### Stored entries
= = = =

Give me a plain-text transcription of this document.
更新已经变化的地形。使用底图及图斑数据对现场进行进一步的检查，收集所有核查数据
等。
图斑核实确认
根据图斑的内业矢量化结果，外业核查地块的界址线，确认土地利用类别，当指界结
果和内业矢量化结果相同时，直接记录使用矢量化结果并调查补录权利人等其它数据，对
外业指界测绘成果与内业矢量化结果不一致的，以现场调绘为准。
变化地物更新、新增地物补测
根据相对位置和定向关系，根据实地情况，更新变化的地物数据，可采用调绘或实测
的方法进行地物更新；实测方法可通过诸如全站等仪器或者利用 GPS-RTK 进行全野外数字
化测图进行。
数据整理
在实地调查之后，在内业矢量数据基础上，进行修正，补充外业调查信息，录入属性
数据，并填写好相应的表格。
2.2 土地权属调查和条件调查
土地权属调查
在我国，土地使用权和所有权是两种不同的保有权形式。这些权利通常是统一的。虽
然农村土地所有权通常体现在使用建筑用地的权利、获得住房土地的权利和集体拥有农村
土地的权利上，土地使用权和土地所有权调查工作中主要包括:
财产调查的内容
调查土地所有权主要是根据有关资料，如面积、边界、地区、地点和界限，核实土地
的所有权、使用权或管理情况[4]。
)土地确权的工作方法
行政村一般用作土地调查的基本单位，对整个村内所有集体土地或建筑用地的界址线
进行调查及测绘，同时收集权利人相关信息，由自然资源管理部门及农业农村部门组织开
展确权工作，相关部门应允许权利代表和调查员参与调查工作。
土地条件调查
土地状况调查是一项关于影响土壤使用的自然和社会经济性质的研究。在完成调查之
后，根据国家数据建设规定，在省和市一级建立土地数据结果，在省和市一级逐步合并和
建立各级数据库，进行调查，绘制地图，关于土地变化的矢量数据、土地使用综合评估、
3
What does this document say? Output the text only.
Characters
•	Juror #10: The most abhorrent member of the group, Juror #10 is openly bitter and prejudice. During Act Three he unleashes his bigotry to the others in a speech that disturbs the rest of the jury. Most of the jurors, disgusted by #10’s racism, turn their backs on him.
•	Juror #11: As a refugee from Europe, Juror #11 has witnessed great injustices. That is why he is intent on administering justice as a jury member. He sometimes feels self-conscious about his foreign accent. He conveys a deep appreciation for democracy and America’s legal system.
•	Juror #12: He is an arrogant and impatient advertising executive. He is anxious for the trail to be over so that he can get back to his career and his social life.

= = = =

### OBJECTIVE
Reproduce the material in full, with no word added or dropped.

### SOLUTION FOR THIS TASK
Give me a plain-text transcription of this document.
更新已经变化的地形。使用底图及图斑数据对现场进行进一步的检查，收集所有核查数据
等。
图斑核实确认
根据图斑的内业矢量化结果，外业核查地块的界址线，确认土地利用类别，当指界结
果和内业矢量化结果相同时，直接记录使用矢量化结果并调查补录权利人等其它数据，对
外业指界测绘成果与内业矢量化结果不一致的，以现场调绘为准。
变化地物更新、新增地物补测
根据相对位置和定向关系，根据实地情况，更新变化的地物数据，可采用调绘或实测
的方法进行地物更新；实测方法可通过诸如全站等仪器或者利用 GPS-RTK 进行全野外数字
化测图进行。
数据整理
在实地调查之后，在内业矢量数据基础上，进行修正，补充外业调查信息，录入属性
数据，并填写好相应的表格。
2.2 土地权属调查和条件调查
土地权属调查
在我国，土地使用权和所有权是两种不同的保有权形式。这些权利通常是统一的。虽
然农村土地所有权通常体现在使用建筑用地的权利、获得住房土地的权利和集体拥有农村
土地的权利上，土地使用权和土地所有权调查工作中主要包括:
财产调查的内容
调查土地所有权主要是根据有关资料，如面积、边界、地区、地点和界限，核实土地
的所有权、使用权或管理情况[4]。
)土地确权的工作方法
行政村一般用作土地调查的基本单位，对整个村内所有集体土地或建筑用地的界址线
进行调查及测绘，同时收集权利人相关信息，由自然资源管理部门及农业农村部门组织开
展确权工作，相关部门应允许权利代表和调查员参与调查工作。
土地条件调查
土地状况调查是一项关于影响土壤使用的自然和社会经济性质的研究。在完成调查之
后，根据国家数据建设规定，在省和市一级建立土地数据结果，在省和市一级逐步合并和
建立各级数据库，进行调查，绘制地图，关于土地变化的矢量数据、土地使用综合评估、
3
What does this document say? Output the text only.
Characters
•	Juror #10: The most abhorrent member of the group, Juror #10 is openly bitter and prejudice. During Act Three he unleashes his bigotry to the others in a speech that disturbs the rest of the jury. Most of the jurors, disgusted by #10’s racism, turn their backs on him.
•	Juror #11: As a refugee from Europe, Juror #11 has witnessed great injustices. That is why he is intent on administering justice as a jury member. He sometimes feels self-conscious about his foreign accent. He conveys a deep appreciation for democracy and America’s legal system.
•	Juror #12: He is an arrogant and impatient advertising executive. He is anxious for the trail to be over so that he can get back to his career and his social life.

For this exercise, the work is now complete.